• INSTRUCTION: What follows are records. Restate all of them word for word.

==================================================

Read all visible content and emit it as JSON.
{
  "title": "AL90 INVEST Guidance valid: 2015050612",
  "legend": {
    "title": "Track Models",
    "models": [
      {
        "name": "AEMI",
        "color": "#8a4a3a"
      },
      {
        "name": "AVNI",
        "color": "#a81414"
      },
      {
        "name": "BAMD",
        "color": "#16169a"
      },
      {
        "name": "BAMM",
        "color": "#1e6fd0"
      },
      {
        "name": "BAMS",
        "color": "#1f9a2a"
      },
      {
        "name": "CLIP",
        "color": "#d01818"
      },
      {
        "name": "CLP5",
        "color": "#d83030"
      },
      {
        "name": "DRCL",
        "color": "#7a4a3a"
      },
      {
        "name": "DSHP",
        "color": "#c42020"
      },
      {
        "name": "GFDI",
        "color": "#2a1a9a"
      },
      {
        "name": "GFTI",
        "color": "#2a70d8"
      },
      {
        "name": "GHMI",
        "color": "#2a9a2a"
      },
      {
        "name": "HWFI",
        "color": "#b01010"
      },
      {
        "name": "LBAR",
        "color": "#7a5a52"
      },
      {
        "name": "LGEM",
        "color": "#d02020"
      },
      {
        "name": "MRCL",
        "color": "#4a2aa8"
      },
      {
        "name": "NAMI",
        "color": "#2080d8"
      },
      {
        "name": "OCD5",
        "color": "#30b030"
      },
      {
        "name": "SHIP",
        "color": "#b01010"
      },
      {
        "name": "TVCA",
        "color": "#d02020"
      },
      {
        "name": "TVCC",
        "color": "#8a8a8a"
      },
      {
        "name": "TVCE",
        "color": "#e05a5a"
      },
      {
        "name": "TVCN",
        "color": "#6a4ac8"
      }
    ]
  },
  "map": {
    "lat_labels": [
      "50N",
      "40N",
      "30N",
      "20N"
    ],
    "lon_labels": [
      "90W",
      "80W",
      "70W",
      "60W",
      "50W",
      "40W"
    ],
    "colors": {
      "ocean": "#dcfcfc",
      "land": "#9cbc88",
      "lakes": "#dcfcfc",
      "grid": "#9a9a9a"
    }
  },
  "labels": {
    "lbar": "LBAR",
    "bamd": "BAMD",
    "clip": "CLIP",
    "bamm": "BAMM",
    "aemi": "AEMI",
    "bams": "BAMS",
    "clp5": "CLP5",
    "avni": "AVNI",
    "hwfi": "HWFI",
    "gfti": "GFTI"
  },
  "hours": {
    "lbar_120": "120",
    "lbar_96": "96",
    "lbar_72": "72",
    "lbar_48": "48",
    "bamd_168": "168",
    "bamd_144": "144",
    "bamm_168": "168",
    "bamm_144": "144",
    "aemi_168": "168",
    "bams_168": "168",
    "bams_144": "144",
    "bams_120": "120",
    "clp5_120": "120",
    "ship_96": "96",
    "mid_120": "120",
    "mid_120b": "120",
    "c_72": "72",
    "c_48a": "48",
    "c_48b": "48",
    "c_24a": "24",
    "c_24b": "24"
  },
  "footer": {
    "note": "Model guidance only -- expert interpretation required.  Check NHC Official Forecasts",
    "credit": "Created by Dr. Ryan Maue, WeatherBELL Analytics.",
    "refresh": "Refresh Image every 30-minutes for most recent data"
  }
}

==================================================

• TASK SOLUTION:
Read all visible content and emit it as JSON.
{
  "title": "AL90 INVEST Guidance valid: 2015050612",
  "legend": {
    "title": "Track Models",
    "models": [
      {
        "name": "AEMI",
        "color": "#8a4a3a"
      },
      {
        "name": "AVNI",
        "color": "#a81414"
      },
      {
        "name": "BAMD",
        "color": "#16169a"
      },
      {
        "name": "BAMM",
        "color": "#1e6fd0"
      },
      {
        "name": "BAMS",
        "color": "#1f9a2a"
      },
      {
        "name": "CLIP",
        "color": "#d01818"
      },
      {
        "name": "CLP5",
        "color": "#d83030"
      },
      {
        "name": "DRCL",
        "color": "#7a4a3a"
      },
      {
        "name": "DSHP",
        "color": "#c42020"
      },
      {
        "name": "GFDI",
        "color": "#2a1a9a"
      },
      {
        "name": "GFTI",
        "color": "#2a70d8"
      },
      {
        "name": "GHMI",
        "color": "#2a9a2a"
      },
      {
        "name": "HWFI",
        "color": "#b01010"
      },
      {
        "name": "LBAR",
        "color": "#7a5a52"
      },
      {
        "name": "LGEM",
        "color": "#d02020"
      },
      {
        "name": "MRCL",
        "color": "#4a2aa8"
      },
      {
        "name": "NAMI",
        "color": "#2080d8"
      },
      {
        "name": "OCD5",
        "color": "#30b030"
      },
      {
        "name": "SHIP",
        "color": "#b01010"
      },
      {
        "name": "TVCA",
        "color": "#d02020"
      },
      {
        "name": "TVCC",
        "color": "#8a8a8a"
      },
      {
        "name": "TVCE",
        "color": "#e05a5a"
      },
      {
        "name": "TVCN",
        "color": "#6a4ac8"
      }
    ]
  },
  "map": {
    "lat_labels": [
      "50N",
      "40N",
      "30N",
      "20N"
    ],
    "lon_labels": [
      "90W",
      "80W",
      "70W",
      "60W",
      "50W",
      "40W"
    ],
    "colors": {
      "ocean": "#dcfcfc",
      "land": "#9cbc88",
      "lakes": "#dcfcfc",
      "grid": "#9a9a9a"
    }
  },
  "labels": {
    "lbar": "LBAR",
    "bamd": "BAMD",
    "clip": "CLIP",
    "bamm": "BAMM",
    "aemi": "AEMI",
    "bams": "BAMS",
    "clp5": "CLP5",
    "avni": "AVNI",
    "hwfi": "HWFI",
    "gfti": "GFTI"
  },
  "hours": {
    "lbar_120": "120",
    "lbar_96": "96",
    "lbar_72": "72",
    "lbar_48": "48",
    "bamd_168": "168",
    "bamd_144": "144",
    "bamm_168": "168",
    "bamm_144": "144",
    "aemi_168": "168",
    "bams_168": "168",
    "bams_144": "144",
    "bams_120": "120",
    "clp5_120": "120",
    "ship_96": "96",
    "mid_120": "120",
    "mid_120b": "120",
    "c_72": "72",
    "c_48a": "48",
    "c_48b": "48",
    "c_24a": "24",
    "c_24b": "24"
  },
  "footer": {
    "note": "Model guidance only -- expert interpretation required.  Check NHC Official Forecasts",
    "credit": "Created by Dr. Ryan Maue, WeatherBELL Analytics.",
    "refresh": "Refresh Image every 30-minutes for most recent data"
  }
}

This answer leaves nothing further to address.